◆ Exercise aim ◆
Output the records exactly. Include every line.

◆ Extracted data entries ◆
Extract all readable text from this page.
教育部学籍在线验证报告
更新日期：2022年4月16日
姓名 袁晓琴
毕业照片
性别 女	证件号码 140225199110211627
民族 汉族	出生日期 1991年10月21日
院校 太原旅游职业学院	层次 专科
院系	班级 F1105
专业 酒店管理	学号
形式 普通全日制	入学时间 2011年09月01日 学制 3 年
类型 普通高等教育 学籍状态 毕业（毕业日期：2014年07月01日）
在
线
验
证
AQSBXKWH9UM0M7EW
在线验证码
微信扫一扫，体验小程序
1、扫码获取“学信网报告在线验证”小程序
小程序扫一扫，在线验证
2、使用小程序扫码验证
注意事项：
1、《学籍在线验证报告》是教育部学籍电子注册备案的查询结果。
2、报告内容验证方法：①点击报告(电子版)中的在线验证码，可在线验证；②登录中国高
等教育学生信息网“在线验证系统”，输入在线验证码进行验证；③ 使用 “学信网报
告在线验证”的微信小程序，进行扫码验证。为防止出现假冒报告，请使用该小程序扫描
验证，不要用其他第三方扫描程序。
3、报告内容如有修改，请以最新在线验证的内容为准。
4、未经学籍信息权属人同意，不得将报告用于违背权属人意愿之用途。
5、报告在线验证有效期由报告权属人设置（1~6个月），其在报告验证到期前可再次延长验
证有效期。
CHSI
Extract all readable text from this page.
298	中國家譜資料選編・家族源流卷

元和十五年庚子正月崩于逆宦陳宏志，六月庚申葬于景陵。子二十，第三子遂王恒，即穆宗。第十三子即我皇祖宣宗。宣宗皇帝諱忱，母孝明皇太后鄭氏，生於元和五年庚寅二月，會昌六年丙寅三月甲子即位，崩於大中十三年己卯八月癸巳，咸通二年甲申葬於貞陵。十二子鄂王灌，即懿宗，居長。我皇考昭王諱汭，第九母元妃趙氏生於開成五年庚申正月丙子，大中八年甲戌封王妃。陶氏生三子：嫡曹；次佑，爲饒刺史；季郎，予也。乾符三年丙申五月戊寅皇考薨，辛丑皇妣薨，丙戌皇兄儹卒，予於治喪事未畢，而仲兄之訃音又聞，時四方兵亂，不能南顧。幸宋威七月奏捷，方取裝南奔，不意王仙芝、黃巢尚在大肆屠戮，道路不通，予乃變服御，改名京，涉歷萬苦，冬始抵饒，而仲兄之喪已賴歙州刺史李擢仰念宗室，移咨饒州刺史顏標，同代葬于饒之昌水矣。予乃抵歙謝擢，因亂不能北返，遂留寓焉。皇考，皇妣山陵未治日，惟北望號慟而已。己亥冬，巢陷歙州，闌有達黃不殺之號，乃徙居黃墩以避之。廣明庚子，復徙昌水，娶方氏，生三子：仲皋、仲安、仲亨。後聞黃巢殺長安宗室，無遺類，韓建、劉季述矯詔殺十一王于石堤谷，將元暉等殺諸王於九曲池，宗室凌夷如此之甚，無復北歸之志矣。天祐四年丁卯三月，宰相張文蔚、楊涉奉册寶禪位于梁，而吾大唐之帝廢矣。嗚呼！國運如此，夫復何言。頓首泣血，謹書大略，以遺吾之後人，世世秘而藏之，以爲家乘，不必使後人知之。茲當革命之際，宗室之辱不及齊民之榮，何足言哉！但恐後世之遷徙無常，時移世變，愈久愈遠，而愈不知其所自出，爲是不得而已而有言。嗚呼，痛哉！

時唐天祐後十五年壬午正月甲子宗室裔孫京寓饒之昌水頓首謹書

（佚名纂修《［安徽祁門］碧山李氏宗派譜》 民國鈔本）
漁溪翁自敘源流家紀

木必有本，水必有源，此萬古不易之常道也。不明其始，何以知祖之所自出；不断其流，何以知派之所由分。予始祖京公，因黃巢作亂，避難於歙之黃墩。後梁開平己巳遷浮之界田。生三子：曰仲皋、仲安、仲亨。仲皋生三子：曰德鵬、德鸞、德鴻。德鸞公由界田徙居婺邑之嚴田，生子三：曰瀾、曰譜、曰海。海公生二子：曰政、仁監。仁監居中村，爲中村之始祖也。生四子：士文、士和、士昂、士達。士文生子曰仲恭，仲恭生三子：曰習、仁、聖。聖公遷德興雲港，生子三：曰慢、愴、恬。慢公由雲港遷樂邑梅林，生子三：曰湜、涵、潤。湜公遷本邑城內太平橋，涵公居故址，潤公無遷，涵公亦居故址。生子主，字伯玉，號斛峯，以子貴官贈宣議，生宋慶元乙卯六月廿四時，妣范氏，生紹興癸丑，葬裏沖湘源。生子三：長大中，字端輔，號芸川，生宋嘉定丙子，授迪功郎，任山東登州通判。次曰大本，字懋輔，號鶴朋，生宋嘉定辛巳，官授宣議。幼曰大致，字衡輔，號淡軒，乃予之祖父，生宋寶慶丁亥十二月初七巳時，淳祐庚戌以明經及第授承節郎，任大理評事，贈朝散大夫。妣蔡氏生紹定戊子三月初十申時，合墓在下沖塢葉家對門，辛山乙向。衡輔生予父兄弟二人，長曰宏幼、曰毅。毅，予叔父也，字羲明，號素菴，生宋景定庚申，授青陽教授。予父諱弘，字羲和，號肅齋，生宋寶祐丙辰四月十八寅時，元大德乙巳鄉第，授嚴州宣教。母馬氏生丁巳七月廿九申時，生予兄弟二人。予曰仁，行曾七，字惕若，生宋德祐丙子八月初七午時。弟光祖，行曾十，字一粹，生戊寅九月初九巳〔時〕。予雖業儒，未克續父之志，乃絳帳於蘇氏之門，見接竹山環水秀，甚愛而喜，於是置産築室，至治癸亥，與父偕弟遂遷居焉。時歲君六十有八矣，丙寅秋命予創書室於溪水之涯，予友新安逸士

◆ Response for this exercise ◆
Extract all readable text from this page.
教育部学籍在线验证报告
更新日期：2022年4月16日
姓名 袁晓琴
毕业照片
性别 女	证件号码 140225199110211627
民族 汉族	出生日期 1991年10月21日
院校 太原旅游职业学院	层次 专科
院系	班级 F1105
专业 酒店管理	学号
形式 普通全日制	入学时间 2011年09月01日 学制 3 年
类型 普通高等教育 学籍状态 毕业（毕业日期：2014年07月01日）
在
线
验
证
AQSBXKWH9UM0M7EW
在线验证码
微信扫一扫，体验小程序
1、扫码获取“学信网报告在线验证”小程序
小程序扫一扫，在线验证
2、使用小程序扫码验证
注意事项：
1、《学籍在线验证报告》是教育部学籍电子注册备案的查询结果。
2、报告内容验证方法：①点击报告(电子版)中的在线验证码，可在线验证；②登录中国高
等教育学生信息网“在线验证系统”，输入在线验证码进行验证；③ 使用 “学信网报
告在线验证”的微信小程序，进行扫码验证。为防止出现假冒报告，请使用该小程序扫描
验证，不要用其他第三方扫描程序。
3、报告内容如有修改，请以最新在线验证的内容为准。
4、未经学籍信息权属人同意，不得将报告用于违背权属人意愿之用途。
5、报告在线验证有效期由报告权属人设置（1~6个月），其在报告验证到期前可再次延长验
证有效期。
CHSI
Extract all readable text from this page.
298	中國家譜資料選編・家族源流卷

元和十五年庚子正月崩于逆宦陳宏志，六月庚申葬于景陵。子二十，第三子遂王恒，即穆宗。第十三子即我皇祖宣宗。宣宗皇帝諱忱，母孝明皇太后鄭氏，生於元和五年庚寅二月，會昌六年丙寅三月甲子即位，崩於大中十三年己卯八月癸巳，咸通二年甲申葬於貞陵。十二子鄂王灌，即懿宗，居長。我皇考昭王諱汭，第九母元妃趙氏生於開成五年庚申正月丙子，大中八年甲戌封王妃。陶氏生三子：嫡曹；次佑，爲饒刺史；季郎，予也。乾符三年丙申五月戊寅皇考薨，辛丑皇妣薨，丙戌皇兄儹卒，予於治喪事未畢，而仲兄之訃音又聞，時四方兵亂，不能南顧。幸宋威七月奏捷，方取裝南奔，不意王仙芝、黃巢尚在大肆屠戮，道路不通，予乃變服御，改名京，涉歷萬苦，冬始抵饒，而仲兄之喪已賴歙州刺史李擢仰念宗室，移咨饒州刺史顏標，同代葬于饒之昌水矣。予乃抵歙謝擢，因亂不能北返，遂留寓焉。皇考，皇妣山陵未治日，惟北望號慟而已。己亥冬，巢陷歙州，闌有達黃不殺之號，乃徙居黃墩以避之。廣明庚子，復徙昌水，娶方氏，生三子：仲皋、仲安、仲亨。後聞黃巢殺長安宗室，無遺類，韓建、劉季述矯詔殺十一王于石堤谷，將元暉等殺諸王於九曲池，宗室凌夷如此之甚，無復北歸之志矣。天祐四年丁卯三月，宰相張文蔚、楊涉奉册寶禪位于梁，而吾大唐之帝廢矣。嗚呼！國運如此，夫復何言。頓首泣血，謹書大略，以遺吾之後人，世世秘而藏之，以爲家乘，不必使後人知之。茲當革命之際，宗室之辱不及齊民之榮，何足言哉！但恐後世之遷徙無常，時移世變，愈久愈遠，而愈不知其所自出，爲是不得而已而有言。嗚呼，痛哉！

時唐天祐後十五年壬午正月甲子宗室裔孫京寓饒之昌水頓首謹書

（佚名纂修《［安徽祁門］碧山李氏宗派譜》 民國鈔本）
漁溪翁自敘源流家紀

木必有本，水必有源，此萬古不易之常道也。不明其始，何以知祖之所自出；不断其流，何以知派之所由分。予始祖京公，因黃巢作亂，避難於歙之黃墩。後梁開平己巳遷浮之界田。生三子：曰仲皋、仲安、仲亨。仲皋生三子：曰德鵬、德鸞、德鴻。德鸞公由界田徙居婺邑之嚴田，生子三：曰瀾、曰譜、曰海。海公生二子：曰政、仁監。仁監居中村，爲中村之始祖也。生四子：士文、士和、士昂、士達。士文生子曰仲恭，仲恭生三子：曰習、仁、聖。聖公遷德興雲港，生子三：曰慢、愴、恬。慢公由雲港遷樂邑梅林，生子三：曰湜、涵、潤。湜公遷本邑城內太平橋，涵公居故址，潤公無遷，涵公亦居故址。生子主，字伯玉，號斛峯，以子貴官贈宣議，生宋慶元乙卯六月廿四時，妣范氏，生紹興癸丑，葬裏沖湘源。生子三：長大中，字端輔，號芸川，生宋嘉定丙子，授迪功郎，任山東登州通判。次曰大本，字懋輔，號鶴朋，生宋嘉定辛巳，官授宣議。幼曰大致，字衡輔，號淡軒，乃予之祖父，生宋寶慶丁亥十二月初七巳時，淳祐庚戌以明經及第授承節郎，任大理評事，贈朝散大夫。妣蔡氏生紹定戊子三月初十申時，合墓在下沖塢葉家對門，辛山乙向。衡輔生予父兄弟二人，長曰宏幼、曰毅。毅，予叔父也，字羲明，號素菴，生宋景定庚申，授青陽教授。予父諱弘，字羲和，號肅齋，生宋寶祐丙辰四月十八寅時，元大德乙巳鄉第，授嚴州宣教。母馬氏生丁巳七月廿九申時，生予兄弟二人。予曰仁，行曾七，字惕若，生宋德祐丙子八月初七午時。弟光祖，行曾十，字一粹，生戊寅九月初九巳〔時〕。予雖業儒，未克續父之志，乃絳帳於蘇氏之門，見接竹山環水秀，甚愛而喜，於是置産築室，至治癸亥，與父偕弟遂遷居焉。時歲君六十有八矣，丙寅秋命予創書室於溪水之涯，予友新安逸士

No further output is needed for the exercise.